Start DATA PROVIDED
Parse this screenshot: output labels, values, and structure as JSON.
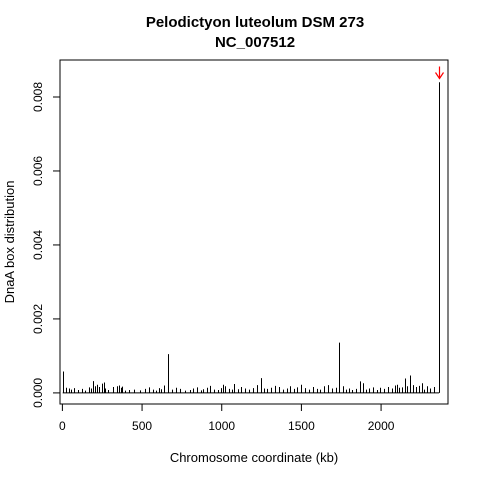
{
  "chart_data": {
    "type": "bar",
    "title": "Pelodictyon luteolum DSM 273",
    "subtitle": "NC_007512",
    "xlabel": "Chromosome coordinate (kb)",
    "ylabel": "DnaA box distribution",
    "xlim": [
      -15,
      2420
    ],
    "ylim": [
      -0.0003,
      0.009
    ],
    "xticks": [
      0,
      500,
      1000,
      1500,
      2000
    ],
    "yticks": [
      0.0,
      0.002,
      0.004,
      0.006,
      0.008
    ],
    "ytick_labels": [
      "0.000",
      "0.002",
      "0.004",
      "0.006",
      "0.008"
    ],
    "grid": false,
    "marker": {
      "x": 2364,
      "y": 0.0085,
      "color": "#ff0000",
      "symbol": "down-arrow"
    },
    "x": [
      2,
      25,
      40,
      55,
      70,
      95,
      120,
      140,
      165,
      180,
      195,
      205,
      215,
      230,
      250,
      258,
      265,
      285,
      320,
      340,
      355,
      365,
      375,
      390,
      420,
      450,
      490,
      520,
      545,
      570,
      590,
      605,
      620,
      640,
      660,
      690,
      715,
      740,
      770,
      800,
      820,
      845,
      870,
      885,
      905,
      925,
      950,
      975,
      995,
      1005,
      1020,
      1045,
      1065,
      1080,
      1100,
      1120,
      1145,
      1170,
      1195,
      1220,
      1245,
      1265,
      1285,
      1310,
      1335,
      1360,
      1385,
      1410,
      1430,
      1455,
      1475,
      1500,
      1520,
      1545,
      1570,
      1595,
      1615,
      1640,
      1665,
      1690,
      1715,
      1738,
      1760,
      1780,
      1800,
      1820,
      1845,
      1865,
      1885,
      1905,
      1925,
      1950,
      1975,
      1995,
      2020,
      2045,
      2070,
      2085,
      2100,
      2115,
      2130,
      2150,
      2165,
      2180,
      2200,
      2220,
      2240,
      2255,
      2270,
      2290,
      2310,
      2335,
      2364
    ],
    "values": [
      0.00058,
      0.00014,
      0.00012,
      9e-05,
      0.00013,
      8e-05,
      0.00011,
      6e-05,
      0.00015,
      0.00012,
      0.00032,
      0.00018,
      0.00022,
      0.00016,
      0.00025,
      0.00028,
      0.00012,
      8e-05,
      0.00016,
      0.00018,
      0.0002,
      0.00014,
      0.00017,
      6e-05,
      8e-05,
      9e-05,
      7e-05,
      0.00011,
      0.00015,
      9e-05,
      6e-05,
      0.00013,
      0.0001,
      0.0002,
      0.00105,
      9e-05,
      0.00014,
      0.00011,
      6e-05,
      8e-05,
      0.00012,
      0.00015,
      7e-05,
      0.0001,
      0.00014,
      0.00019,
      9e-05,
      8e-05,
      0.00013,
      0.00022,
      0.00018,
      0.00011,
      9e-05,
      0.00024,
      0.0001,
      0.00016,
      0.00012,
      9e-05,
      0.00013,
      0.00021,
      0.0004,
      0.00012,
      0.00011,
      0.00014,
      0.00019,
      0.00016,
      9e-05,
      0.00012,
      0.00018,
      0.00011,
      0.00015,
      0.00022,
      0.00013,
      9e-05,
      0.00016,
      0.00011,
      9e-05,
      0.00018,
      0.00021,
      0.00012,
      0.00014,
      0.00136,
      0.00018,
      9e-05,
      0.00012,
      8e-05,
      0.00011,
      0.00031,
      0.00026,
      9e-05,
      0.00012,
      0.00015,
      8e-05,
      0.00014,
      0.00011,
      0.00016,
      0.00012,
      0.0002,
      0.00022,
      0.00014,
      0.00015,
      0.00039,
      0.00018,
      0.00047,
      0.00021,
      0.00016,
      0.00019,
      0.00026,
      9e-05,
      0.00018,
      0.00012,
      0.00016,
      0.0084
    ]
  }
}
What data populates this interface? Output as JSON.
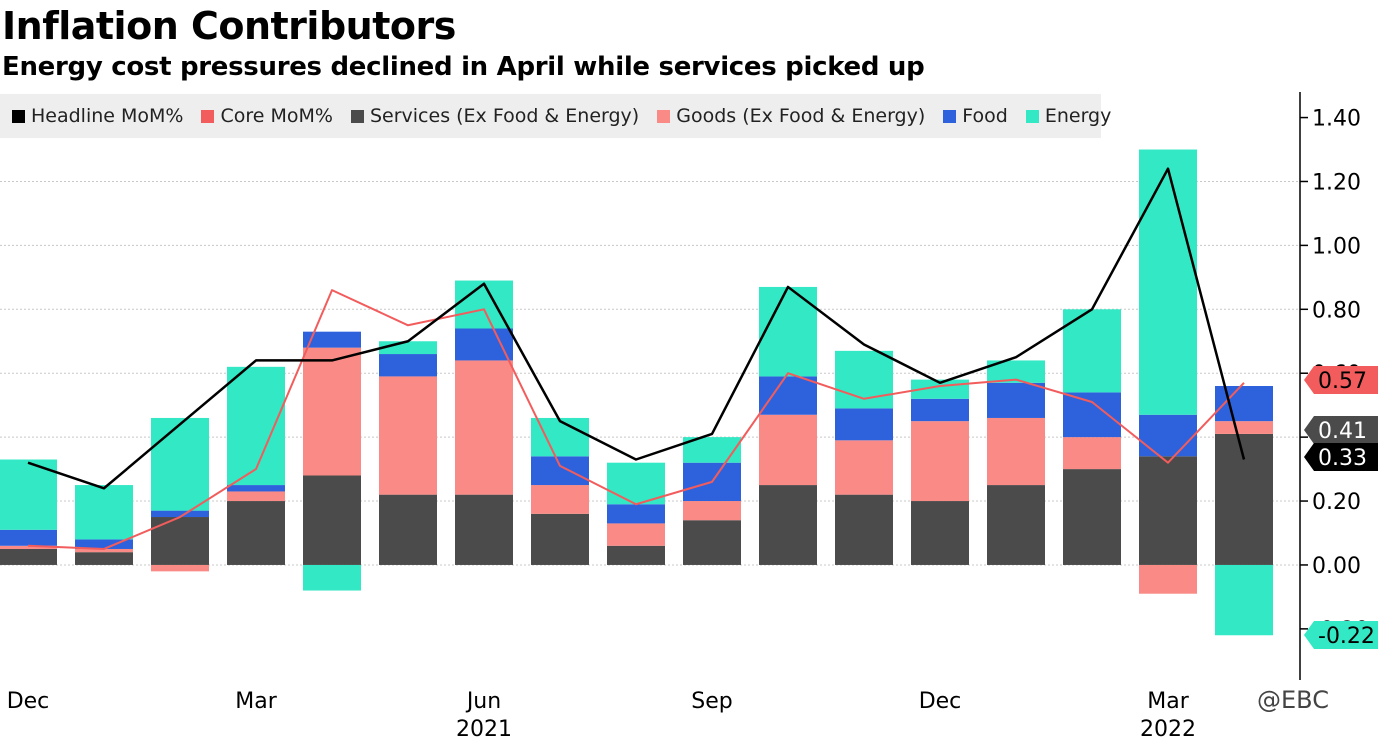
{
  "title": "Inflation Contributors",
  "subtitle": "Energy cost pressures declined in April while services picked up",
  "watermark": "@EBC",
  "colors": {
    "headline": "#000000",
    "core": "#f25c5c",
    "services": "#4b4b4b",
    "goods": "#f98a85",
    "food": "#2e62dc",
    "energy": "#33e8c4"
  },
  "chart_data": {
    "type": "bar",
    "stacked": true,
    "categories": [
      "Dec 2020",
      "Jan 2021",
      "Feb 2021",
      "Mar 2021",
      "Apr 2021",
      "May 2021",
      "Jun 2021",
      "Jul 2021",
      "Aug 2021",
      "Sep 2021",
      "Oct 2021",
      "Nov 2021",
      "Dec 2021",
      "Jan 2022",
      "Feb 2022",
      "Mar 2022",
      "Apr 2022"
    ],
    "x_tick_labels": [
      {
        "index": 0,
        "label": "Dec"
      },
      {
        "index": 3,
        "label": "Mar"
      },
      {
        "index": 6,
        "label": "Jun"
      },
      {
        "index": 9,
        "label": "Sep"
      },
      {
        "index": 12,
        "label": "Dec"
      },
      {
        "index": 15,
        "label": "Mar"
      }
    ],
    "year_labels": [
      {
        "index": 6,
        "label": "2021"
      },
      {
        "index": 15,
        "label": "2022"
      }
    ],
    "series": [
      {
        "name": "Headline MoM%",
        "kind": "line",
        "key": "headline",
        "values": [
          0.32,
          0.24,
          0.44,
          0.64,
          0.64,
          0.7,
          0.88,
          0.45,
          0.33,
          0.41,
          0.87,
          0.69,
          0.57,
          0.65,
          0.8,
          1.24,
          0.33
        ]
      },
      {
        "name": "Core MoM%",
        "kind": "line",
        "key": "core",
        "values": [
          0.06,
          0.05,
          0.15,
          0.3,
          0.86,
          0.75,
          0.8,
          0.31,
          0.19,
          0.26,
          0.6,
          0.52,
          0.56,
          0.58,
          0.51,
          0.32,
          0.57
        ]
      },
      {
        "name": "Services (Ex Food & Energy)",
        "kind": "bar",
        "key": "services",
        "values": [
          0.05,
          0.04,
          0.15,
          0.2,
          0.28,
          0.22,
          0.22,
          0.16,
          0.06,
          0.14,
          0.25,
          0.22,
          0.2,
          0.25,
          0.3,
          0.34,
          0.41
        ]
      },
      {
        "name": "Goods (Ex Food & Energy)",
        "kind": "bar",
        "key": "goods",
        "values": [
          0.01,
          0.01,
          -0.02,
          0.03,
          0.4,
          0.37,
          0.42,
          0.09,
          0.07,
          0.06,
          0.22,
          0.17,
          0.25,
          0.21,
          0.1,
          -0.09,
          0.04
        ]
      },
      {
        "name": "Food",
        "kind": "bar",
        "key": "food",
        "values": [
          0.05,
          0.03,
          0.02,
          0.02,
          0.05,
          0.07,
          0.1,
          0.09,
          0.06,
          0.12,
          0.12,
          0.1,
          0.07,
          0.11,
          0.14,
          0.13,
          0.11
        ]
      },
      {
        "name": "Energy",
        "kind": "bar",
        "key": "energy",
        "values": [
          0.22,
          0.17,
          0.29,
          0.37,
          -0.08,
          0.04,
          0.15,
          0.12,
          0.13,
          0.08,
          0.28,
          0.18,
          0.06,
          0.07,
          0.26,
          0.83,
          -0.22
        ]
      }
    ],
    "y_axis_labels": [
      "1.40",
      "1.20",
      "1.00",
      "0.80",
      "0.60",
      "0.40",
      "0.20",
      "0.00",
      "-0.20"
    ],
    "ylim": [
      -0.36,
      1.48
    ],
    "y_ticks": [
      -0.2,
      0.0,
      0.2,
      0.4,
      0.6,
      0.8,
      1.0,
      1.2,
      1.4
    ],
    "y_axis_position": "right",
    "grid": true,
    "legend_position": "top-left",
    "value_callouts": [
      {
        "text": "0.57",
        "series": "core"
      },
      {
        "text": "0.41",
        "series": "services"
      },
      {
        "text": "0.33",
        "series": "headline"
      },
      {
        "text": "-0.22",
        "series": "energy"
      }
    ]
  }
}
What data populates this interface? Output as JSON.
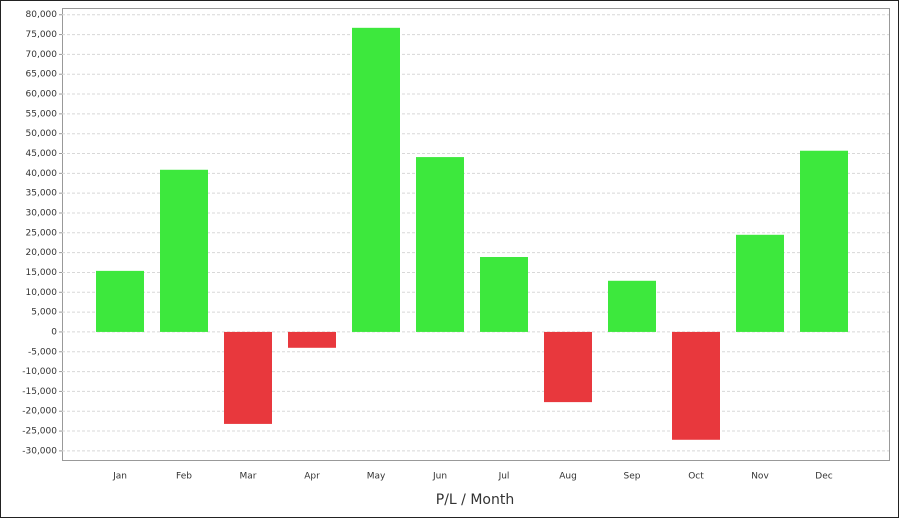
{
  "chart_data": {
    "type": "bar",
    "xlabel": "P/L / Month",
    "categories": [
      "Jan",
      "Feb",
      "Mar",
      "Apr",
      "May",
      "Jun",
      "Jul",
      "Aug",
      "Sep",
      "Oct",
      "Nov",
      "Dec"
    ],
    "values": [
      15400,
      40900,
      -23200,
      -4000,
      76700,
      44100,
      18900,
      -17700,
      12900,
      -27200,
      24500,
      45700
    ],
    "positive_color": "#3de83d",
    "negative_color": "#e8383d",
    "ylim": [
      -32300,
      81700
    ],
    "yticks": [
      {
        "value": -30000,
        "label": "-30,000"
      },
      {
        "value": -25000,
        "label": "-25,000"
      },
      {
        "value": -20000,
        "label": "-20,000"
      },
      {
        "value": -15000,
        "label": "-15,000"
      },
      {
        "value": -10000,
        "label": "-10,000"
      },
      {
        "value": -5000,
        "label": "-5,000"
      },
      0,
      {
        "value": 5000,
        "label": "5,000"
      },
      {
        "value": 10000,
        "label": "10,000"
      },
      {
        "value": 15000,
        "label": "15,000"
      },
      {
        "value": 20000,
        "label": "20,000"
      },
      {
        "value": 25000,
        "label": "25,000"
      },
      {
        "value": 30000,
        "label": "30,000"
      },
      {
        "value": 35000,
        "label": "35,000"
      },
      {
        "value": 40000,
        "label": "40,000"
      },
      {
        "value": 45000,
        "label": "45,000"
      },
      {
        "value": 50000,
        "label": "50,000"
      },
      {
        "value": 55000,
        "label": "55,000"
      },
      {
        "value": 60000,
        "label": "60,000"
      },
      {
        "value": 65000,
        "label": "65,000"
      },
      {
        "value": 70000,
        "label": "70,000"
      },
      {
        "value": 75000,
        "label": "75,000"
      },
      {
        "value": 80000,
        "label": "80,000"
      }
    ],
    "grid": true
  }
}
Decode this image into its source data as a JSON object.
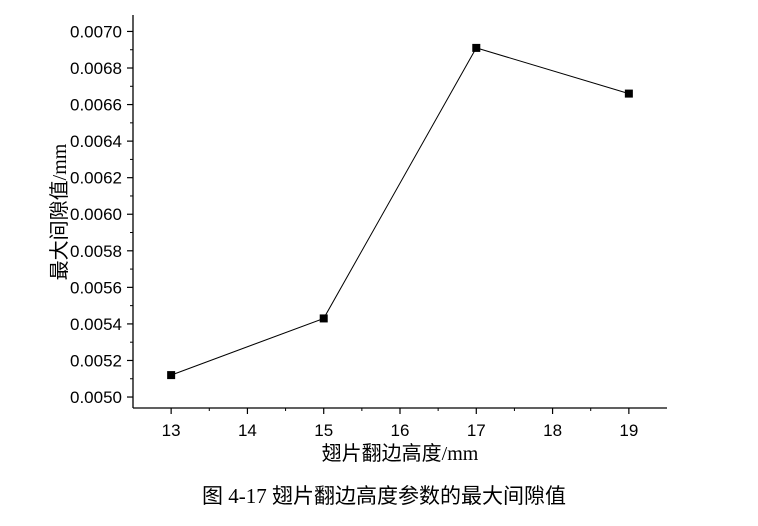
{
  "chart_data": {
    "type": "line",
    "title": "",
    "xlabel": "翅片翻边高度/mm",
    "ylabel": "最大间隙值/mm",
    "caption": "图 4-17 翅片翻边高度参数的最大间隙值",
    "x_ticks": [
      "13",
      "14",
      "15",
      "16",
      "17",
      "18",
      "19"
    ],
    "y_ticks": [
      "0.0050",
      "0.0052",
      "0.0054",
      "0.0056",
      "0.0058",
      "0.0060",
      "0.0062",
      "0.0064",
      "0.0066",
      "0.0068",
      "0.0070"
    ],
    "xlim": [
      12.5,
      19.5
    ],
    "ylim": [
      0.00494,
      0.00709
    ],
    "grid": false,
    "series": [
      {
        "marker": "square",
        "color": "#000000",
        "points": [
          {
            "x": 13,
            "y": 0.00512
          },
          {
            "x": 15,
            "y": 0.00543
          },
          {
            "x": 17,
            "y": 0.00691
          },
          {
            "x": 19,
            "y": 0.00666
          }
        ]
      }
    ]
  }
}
End DATA PROVIDED
• SHORT PROBLEM
Using the listing above, copy exactly the lines from the one that contains "Decode this image" through its last line, both included, but not the pictures.

• RESPONSE
Decode this image into its source data as a JSON object.
{
  "chart_data": {
    "type": "line",
    "title": "",
    "xlabel": "翅片翻边高度/mm",
    "ylabel": "最大间隙值/mm",
    "caption": "图 4-17 翅片翻边高度参数的最大间隙值",
    "x_ticks": [
      "13",
      "14",
      "15",
      "16",
      "17",
      "18",
      "19"
    ],
    "y_ticks": [
      "0.0050",
      "0.0052",
      "0.0054",
      "0.0056",
      "0.0058",
      "0.0060",
      "0.0062",
      "0.0064",
      "0.0066",
      "0.0068",
      "0.0070"
    ],
    "xlim": [
      12.5,
      19.5
    ],
    "ylim": [
      0.00494,
      0.00709
    ],
    "grid": false,
    "series": [
      {
        "marker": "square",
        "color": "#000000",
        "points": [
          {
            "x": 13,
            "y": 0.00512
          },
          {
            "x": 15,
            "y": 0.00543
          },
          {
            "x": 17,
            "y": 0.00691
          },
          {
            "x": 19,
            "y": 0.00666
          }
        ]
      }
    ]
  }
}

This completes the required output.